EXERCISE GOAL
List all lines of the data that include the string "this".

* START DATA RECORDS *

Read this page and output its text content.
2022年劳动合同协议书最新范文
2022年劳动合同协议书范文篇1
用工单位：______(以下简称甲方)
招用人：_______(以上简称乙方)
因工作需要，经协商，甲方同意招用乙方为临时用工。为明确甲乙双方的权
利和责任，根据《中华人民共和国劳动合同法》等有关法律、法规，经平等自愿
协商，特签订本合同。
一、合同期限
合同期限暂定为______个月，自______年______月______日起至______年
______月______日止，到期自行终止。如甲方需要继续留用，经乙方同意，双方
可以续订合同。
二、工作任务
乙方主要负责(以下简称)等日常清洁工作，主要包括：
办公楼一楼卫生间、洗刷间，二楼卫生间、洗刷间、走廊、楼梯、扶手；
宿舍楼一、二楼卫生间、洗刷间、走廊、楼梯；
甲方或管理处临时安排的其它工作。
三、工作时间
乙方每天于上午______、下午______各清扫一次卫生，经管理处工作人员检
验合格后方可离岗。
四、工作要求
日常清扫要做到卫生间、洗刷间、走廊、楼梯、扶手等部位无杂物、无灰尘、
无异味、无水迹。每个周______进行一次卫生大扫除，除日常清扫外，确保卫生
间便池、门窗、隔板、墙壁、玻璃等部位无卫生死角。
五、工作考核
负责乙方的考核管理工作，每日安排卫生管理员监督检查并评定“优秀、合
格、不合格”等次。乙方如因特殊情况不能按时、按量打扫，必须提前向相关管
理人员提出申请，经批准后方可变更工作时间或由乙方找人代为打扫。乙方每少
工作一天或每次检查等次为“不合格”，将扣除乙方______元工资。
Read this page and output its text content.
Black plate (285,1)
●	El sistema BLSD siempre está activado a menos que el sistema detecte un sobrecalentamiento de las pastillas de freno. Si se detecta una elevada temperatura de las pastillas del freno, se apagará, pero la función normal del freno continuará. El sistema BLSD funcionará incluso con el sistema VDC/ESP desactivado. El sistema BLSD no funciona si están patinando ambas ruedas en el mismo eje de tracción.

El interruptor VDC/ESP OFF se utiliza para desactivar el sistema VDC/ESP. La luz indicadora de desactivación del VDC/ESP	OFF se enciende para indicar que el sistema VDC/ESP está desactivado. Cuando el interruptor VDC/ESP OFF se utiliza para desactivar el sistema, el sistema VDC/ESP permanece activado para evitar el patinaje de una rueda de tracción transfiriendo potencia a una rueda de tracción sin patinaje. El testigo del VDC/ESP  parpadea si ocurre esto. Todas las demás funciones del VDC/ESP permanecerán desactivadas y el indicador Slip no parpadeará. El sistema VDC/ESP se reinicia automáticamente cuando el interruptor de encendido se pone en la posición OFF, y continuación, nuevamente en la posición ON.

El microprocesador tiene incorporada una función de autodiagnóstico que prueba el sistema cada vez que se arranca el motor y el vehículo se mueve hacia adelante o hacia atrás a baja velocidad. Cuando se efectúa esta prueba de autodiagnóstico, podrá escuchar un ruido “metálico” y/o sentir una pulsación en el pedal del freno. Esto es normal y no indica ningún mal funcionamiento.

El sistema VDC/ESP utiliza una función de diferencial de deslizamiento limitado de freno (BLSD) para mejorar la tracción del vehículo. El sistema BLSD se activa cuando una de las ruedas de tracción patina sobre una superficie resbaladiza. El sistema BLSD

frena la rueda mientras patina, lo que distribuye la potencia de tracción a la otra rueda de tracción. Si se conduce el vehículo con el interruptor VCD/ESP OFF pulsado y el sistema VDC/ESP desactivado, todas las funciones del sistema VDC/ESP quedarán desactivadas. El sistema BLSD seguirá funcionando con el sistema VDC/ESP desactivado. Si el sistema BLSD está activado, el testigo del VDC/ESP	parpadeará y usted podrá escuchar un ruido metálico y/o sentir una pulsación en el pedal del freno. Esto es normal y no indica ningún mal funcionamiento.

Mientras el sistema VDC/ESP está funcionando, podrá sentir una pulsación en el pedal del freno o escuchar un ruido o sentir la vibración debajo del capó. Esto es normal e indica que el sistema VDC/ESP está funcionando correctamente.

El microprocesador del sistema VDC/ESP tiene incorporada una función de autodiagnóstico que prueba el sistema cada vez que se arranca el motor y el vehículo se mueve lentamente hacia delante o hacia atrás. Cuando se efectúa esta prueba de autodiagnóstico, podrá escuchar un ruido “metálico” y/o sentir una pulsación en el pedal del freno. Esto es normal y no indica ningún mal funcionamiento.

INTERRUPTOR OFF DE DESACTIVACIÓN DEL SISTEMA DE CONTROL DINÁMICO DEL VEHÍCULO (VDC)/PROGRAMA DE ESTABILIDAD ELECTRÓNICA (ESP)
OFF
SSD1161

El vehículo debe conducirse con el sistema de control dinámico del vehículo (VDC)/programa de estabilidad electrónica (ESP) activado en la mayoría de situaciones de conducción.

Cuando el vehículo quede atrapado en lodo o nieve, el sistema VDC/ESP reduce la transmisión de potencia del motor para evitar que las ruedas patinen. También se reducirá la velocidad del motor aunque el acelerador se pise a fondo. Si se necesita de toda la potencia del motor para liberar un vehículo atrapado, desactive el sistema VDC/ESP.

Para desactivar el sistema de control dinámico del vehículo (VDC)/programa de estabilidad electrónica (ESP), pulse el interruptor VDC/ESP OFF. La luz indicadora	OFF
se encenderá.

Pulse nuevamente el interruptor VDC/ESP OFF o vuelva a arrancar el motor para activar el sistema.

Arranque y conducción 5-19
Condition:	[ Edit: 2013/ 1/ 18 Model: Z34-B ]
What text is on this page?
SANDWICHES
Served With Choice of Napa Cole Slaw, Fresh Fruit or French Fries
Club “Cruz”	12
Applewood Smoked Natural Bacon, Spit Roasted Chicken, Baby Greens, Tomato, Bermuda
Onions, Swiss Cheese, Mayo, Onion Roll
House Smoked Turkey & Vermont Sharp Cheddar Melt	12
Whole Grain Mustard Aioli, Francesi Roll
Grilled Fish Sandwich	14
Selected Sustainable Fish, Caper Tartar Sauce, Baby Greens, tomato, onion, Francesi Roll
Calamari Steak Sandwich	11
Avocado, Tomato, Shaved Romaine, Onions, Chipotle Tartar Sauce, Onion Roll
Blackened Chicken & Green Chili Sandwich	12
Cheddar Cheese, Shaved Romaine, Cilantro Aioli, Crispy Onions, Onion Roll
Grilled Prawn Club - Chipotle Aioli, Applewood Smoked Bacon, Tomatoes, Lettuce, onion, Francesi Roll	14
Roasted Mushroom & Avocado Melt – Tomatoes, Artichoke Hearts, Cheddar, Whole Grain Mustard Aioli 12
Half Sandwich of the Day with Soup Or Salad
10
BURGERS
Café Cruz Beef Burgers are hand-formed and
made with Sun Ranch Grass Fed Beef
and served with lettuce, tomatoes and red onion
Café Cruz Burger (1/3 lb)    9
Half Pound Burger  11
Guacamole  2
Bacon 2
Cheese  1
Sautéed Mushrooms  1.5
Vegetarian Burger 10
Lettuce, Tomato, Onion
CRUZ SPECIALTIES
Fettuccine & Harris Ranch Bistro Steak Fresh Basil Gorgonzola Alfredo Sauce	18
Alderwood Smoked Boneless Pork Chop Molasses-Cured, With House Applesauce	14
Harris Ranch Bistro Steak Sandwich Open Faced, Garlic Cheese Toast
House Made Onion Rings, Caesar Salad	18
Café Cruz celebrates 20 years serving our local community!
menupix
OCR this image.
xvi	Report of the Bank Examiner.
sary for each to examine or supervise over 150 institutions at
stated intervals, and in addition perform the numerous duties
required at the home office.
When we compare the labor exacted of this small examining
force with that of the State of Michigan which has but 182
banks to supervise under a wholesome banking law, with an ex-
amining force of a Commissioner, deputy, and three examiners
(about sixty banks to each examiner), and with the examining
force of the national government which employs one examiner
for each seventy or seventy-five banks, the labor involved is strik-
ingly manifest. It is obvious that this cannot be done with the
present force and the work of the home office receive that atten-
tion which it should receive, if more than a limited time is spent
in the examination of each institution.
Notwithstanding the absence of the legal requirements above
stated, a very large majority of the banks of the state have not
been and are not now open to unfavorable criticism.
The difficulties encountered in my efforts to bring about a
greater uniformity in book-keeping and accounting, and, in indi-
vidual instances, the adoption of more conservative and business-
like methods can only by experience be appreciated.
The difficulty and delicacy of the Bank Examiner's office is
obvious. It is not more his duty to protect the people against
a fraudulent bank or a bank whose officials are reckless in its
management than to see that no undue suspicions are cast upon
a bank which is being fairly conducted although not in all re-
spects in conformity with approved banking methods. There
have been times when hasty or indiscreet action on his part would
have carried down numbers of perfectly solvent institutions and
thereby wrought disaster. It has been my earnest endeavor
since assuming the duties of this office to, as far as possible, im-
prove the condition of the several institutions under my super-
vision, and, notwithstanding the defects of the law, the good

* END DATA RECORDS *

TASK RESPONSE
Read this page and output its text content.
Read this page and output its text content.
What text is on this page?
OCR this image.
When we compare the labor exacted of this small examining
ingly manifest. It is obvious that this cannot be done with the
since assuming the duties of this office to, as far as possible, im-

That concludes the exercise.